__REQUIRED ACTION 1__: Decide whether each statement agrees with the page on AI-driven land management: (a) object detection is applied to high-resolution satellite imagery; (b) the prototype was developed by one person alone; (c) Streamlit served for prototyping. For each, answer yes or no and quote the deciding words of the page exactly.
__REQUIRED ACTION 2__: From the page on AI-driven land management, reproduce the stretch from "AI-Driven Land Management: Revolutionizing" through "search and classification." word for word.

__TEXT PASSAGE__:
☆ ☆ ☆ ☆
AI-Driven Land Management: Revolutionizing Urban Planning

Published:

Project Overview

This project presents an innovative approach to urban planning by integrating state-of-the-art geospatial AI tools into land use analysis and development planning. It focuses on combining data-driven insights with scalable AI solutions to support sustainable urban growth and smarter city design.

Key Features

  • Spectral Unmixing for identifying and classifying complex land cover types.
  • Object Detection using Qwen2.5, applied to high-resolution satellite imagery.
  • Visual Content Retrieval through LLAMA Index, enabling semantic image search and classification.
  • Generative Urban Planning using Large Language Models (LLMs) to propose infrastructure layouts, zoning strategies, and public space designs.

Highlight

Most recently, I co-developed this geospatial AI prototype during the Sohjo Hackathon, where we integrated multiple modalities into a unified platform for urban planning experts and local authorities.

Technologies Used

  • Python, PyTorch, Hugging Face Transformers
  • LLAMA Index, LangChain
  • Remote sensing datasets and spectral image processing
  • Jupyter notebooks and Streamlit for prototyping

Outcome

The system was highly praised during the hackathon for its real-world applicability and innovative integration of AI with urban data. It demonstrates the potential of generative models in solving complex spatial problems and enhancing policy-making in urban contexts.
☆ ☆ ☆ ☆
__RECORDS PROVIDED__:
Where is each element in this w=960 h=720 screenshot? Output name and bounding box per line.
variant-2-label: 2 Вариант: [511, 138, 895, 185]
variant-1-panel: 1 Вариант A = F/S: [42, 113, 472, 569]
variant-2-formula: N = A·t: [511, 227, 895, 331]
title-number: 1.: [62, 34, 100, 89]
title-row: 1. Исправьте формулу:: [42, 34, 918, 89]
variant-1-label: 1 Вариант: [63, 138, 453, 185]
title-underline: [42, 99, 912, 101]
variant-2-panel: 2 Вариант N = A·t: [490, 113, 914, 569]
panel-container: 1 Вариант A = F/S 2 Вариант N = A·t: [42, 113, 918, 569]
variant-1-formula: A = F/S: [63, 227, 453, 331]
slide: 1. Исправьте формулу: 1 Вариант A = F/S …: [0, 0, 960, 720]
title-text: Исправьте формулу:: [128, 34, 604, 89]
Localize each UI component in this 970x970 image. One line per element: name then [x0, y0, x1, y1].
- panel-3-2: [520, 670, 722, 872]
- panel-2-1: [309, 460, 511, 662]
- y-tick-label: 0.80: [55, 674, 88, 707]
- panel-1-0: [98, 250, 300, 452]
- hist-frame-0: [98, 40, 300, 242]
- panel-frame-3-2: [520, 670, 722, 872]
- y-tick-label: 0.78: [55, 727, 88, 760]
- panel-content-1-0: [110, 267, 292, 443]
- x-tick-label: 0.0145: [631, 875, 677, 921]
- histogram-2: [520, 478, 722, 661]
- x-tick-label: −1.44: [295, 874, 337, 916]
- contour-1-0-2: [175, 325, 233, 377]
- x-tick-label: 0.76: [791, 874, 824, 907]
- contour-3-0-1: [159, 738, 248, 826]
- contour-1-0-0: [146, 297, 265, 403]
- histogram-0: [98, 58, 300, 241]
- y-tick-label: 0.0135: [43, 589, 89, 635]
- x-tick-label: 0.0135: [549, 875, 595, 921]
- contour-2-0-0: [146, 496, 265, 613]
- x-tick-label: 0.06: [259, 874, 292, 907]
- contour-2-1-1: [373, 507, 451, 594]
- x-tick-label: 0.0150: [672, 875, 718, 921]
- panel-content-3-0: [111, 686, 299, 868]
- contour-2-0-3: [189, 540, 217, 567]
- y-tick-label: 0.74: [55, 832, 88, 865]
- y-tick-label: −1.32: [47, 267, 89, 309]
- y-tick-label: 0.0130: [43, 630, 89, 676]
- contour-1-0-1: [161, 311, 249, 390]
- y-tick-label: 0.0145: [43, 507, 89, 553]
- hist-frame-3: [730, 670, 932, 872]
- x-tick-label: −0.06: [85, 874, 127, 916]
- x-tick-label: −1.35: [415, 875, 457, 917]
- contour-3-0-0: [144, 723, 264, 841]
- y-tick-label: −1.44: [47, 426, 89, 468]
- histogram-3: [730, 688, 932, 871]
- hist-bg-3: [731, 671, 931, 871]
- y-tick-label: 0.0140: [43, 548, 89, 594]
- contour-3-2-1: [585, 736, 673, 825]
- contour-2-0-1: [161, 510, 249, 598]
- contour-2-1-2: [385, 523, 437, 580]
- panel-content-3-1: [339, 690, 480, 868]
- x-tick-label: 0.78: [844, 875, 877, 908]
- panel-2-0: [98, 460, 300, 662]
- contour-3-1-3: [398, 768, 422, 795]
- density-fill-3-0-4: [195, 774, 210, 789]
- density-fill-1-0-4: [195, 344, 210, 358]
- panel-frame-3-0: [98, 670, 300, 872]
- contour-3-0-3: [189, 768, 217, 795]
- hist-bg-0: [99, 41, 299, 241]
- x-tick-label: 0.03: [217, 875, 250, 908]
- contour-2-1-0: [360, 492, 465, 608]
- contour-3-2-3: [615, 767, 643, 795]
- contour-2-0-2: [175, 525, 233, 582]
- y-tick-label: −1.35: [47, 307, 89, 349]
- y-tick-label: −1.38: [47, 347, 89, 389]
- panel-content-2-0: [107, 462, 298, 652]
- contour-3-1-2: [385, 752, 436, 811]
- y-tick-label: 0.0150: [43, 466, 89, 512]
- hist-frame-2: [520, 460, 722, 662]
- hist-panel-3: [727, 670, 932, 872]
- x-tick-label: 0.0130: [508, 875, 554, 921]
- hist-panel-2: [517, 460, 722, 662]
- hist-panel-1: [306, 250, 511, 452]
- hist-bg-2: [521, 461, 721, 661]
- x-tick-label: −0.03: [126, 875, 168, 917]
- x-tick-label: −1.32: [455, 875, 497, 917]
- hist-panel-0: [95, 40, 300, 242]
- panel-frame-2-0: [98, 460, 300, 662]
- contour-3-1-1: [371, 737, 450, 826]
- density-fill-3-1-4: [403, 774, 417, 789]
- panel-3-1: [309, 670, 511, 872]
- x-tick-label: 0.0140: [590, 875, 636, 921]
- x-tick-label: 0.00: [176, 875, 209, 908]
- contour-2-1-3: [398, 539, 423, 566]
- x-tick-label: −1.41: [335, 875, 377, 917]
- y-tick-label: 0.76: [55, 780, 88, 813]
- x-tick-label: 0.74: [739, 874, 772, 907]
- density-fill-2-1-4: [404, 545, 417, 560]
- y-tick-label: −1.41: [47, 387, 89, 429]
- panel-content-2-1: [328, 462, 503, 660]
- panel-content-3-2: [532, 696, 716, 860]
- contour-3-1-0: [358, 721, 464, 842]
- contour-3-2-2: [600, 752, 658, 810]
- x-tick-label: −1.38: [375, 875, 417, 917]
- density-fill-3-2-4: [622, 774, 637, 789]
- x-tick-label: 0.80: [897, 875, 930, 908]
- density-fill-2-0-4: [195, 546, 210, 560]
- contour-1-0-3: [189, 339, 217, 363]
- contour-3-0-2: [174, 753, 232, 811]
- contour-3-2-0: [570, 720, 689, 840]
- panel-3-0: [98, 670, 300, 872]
☆ ☆ ☆ ☆
__OUTPUT 1__:
(a) Yes: "Object Detection using Qwen2.5, applied to high-resolution satellite imagery."
(b) No: "I co-developed this geospatial AI prototype during the Sohjo Hackathon"
(c) Yes: "Jupyter notebooks and Streamlit for prototyping"

__OUTPUT 2__:
AI-Driven Land Management: Revolutionizing Urban Planning

Published:

Project Overview

This project presents an innovative approach to urban planning by integrating state-of-the-art geospatial AI tools into land use analysis and development planning. It focuses on combining data-driven insights with scalable AI solutions to support sustainable urban growth and smarter city design.

Key Features

  • Spectral Unmixing for identifying and classifying complex land cover types.
  • Object Detection using Qwen2.5, applied to high-resolution satellite imagery.
  • Visual Content Retrieval through LLAMA Index, enabling semantic image search and classification.